WORK TO COMPLETE: Pull out all lines from the listing below in which the word "TAVI" appears.

SOURCE MATERIAL:
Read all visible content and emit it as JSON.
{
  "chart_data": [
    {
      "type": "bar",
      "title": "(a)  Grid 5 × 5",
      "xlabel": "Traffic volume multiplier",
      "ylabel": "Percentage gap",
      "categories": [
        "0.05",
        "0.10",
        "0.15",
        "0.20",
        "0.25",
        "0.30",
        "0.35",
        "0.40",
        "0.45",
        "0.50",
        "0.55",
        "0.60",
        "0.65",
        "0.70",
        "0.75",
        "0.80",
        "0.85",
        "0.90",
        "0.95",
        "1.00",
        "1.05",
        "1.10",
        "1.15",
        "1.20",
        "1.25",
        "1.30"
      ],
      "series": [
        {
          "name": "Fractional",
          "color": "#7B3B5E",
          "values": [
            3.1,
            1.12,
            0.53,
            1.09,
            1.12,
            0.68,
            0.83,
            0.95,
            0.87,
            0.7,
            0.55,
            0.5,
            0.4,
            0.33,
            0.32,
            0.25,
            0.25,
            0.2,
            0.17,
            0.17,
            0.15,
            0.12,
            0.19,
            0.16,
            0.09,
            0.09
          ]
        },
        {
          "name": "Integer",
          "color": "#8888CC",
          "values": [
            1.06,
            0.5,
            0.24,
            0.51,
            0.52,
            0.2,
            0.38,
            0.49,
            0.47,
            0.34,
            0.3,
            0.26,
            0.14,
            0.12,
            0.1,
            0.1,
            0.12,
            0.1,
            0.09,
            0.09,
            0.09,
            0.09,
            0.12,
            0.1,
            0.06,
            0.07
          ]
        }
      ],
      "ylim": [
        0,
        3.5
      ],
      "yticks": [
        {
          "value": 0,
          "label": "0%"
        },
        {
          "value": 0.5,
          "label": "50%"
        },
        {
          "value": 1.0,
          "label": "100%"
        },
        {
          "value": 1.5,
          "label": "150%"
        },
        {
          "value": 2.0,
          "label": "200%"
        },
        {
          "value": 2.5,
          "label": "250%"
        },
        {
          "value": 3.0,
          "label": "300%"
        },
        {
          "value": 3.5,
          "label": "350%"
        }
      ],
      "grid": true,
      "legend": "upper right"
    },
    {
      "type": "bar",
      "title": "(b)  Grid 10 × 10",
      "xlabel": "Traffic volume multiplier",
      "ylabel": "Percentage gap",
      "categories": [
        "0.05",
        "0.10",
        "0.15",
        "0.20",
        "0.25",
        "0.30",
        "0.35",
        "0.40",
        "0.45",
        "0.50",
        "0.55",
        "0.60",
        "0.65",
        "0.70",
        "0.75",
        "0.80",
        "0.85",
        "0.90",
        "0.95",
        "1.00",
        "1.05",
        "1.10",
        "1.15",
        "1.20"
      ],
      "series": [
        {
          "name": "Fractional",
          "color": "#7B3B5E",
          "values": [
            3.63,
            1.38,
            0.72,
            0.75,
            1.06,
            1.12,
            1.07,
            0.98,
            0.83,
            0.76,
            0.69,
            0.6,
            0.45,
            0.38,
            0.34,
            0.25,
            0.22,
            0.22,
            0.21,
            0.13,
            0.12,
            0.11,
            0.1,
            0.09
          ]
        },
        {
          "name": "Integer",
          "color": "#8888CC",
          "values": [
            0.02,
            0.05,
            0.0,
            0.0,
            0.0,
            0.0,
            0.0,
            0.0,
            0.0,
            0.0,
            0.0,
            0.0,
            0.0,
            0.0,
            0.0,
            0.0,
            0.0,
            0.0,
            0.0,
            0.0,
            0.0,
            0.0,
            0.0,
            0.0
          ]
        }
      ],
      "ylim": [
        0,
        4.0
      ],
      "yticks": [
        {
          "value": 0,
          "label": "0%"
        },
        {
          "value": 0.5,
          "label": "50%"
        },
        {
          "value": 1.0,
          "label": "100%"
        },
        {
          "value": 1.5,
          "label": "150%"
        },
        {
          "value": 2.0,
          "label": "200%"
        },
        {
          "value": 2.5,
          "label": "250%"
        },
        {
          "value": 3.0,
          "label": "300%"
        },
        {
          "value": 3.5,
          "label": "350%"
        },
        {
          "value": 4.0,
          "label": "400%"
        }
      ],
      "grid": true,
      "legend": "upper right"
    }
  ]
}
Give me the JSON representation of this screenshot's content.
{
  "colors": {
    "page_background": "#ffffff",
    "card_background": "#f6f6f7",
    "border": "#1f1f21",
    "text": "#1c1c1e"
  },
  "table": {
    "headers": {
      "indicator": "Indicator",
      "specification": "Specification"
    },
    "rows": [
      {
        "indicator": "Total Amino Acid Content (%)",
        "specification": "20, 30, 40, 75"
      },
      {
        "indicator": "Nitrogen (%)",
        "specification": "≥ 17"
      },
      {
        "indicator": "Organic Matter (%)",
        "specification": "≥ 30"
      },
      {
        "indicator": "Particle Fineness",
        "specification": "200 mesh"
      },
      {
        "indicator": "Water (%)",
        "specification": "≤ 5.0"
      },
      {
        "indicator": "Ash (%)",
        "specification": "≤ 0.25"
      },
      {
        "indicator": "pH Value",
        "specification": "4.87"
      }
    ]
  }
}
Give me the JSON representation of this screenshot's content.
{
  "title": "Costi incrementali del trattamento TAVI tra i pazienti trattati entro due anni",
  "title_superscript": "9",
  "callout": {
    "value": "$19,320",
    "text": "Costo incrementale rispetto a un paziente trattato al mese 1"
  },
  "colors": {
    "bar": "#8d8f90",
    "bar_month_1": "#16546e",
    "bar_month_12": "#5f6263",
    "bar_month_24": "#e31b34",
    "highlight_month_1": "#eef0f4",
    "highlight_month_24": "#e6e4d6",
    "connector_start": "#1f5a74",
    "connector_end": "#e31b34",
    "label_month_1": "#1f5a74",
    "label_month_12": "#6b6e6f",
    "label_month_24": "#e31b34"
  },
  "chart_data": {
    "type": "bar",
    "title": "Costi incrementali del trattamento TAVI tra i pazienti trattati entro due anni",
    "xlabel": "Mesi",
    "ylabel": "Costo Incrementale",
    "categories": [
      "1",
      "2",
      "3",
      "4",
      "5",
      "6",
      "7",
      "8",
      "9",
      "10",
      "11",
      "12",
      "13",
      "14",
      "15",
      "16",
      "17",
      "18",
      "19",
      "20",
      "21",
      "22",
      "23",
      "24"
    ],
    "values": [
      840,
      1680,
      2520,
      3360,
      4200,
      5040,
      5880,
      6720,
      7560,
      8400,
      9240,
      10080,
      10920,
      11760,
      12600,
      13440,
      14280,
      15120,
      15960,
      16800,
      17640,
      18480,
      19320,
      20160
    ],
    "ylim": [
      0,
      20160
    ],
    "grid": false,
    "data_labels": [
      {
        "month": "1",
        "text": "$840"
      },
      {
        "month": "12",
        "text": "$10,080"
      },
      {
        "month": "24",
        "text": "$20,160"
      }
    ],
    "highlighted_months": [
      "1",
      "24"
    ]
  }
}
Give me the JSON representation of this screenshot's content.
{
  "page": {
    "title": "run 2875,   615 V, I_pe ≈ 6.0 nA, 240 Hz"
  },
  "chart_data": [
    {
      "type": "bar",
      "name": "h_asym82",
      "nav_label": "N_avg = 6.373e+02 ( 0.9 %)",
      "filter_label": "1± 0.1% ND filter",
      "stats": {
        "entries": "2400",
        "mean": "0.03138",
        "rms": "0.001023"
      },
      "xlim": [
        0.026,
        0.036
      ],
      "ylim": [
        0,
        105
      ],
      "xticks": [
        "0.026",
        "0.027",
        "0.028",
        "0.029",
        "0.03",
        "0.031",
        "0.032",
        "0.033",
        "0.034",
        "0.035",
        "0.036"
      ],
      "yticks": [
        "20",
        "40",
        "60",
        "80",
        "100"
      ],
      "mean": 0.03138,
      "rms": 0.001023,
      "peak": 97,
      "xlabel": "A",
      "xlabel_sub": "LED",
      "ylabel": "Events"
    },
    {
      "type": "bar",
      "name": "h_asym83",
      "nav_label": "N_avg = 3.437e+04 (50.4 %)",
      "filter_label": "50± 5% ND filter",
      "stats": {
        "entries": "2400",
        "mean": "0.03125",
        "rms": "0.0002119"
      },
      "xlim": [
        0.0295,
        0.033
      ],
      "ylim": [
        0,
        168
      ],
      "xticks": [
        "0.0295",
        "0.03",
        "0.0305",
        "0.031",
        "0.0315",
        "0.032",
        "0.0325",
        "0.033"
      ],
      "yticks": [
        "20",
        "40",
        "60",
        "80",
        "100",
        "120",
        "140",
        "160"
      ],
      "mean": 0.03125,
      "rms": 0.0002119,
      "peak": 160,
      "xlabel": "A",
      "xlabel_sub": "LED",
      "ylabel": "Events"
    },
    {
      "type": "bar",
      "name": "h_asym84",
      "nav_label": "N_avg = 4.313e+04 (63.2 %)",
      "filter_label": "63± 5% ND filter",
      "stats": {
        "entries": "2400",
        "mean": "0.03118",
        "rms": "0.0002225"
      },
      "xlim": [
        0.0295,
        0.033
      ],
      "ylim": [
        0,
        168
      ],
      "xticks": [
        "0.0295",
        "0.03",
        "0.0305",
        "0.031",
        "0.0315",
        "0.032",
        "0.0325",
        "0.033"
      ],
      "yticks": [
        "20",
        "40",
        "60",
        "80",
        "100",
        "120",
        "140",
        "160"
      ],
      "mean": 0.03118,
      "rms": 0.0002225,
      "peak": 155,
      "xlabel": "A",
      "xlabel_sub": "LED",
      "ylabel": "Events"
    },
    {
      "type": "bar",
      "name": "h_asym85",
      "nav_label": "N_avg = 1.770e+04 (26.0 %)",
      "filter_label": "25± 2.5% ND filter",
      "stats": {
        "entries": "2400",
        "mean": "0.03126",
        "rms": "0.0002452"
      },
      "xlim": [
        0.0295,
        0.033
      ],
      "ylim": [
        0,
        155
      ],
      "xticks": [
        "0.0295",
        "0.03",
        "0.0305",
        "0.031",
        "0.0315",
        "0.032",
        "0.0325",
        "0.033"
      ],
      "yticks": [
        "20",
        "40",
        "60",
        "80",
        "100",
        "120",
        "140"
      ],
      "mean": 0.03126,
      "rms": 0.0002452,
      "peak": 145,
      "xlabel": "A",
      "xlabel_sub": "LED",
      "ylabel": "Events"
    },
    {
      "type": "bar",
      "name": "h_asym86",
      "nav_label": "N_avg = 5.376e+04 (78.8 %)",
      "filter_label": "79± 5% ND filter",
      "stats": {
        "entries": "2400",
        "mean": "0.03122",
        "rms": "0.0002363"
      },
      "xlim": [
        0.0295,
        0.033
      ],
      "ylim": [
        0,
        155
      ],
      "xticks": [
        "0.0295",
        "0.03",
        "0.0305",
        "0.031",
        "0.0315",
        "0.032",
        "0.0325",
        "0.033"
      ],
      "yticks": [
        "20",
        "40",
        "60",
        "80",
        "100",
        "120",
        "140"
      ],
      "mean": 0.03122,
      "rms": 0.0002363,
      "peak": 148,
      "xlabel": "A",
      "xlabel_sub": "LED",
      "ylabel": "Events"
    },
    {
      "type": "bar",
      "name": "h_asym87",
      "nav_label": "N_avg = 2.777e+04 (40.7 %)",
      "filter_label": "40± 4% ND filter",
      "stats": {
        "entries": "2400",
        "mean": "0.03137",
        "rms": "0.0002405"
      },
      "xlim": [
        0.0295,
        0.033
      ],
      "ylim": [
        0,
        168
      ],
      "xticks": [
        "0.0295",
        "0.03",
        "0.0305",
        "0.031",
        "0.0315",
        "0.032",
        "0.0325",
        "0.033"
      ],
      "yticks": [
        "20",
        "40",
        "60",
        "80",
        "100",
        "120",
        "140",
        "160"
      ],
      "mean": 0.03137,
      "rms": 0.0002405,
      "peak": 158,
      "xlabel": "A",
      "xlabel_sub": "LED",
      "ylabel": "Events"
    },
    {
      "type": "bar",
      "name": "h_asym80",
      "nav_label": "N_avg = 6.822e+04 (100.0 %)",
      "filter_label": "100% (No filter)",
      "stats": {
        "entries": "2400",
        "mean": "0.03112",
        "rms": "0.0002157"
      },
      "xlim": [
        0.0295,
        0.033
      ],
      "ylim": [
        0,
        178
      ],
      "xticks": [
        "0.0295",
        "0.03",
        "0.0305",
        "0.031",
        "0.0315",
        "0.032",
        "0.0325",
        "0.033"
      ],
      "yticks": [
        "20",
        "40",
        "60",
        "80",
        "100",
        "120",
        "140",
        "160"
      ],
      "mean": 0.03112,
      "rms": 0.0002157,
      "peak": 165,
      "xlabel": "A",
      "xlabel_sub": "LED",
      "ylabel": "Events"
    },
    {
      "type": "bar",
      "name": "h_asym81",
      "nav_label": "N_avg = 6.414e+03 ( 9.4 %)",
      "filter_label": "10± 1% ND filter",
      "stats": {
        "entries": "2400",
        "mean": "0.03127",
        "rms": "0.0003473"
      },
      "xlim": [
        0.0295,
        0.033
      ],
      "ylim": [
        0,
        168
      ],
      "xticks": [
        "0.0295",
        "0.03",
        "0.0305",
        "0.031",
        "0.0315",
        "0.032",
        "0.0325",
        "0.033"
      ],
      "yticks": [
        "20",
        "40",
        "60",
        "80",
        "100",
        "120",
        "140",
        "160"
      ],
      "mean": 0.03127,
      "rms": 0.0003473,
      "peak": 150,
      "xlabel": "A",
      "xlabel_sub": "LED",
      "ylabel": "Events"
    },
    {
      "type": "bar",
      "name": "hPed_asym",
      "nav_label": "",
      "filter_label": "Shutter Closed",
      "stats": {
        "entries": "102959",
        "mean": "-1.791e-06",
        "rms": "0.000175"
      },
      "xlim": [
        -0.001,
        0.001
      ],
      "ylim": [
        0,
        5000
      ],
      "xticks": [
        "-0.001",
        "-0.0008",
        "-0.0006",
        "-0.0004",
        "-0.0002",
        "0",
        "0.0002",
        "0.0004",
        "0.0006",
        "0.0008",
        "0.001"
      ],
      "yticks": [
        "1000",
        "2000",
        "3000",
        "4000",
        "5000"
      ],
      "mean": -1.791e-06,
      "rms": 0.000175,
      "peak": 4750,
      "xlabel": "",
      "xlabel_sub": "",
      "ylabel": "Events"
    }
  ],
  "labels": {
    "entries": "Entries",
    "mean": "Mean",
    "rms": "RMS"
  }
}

FINAL RESULT:
  "title": "Costi incrementali del trattamento TAVI tra i pazienti trattati entro due anni",
    "title": "Costi incrementali del trattamento TAVI tra i pazienti trattati entro due anni",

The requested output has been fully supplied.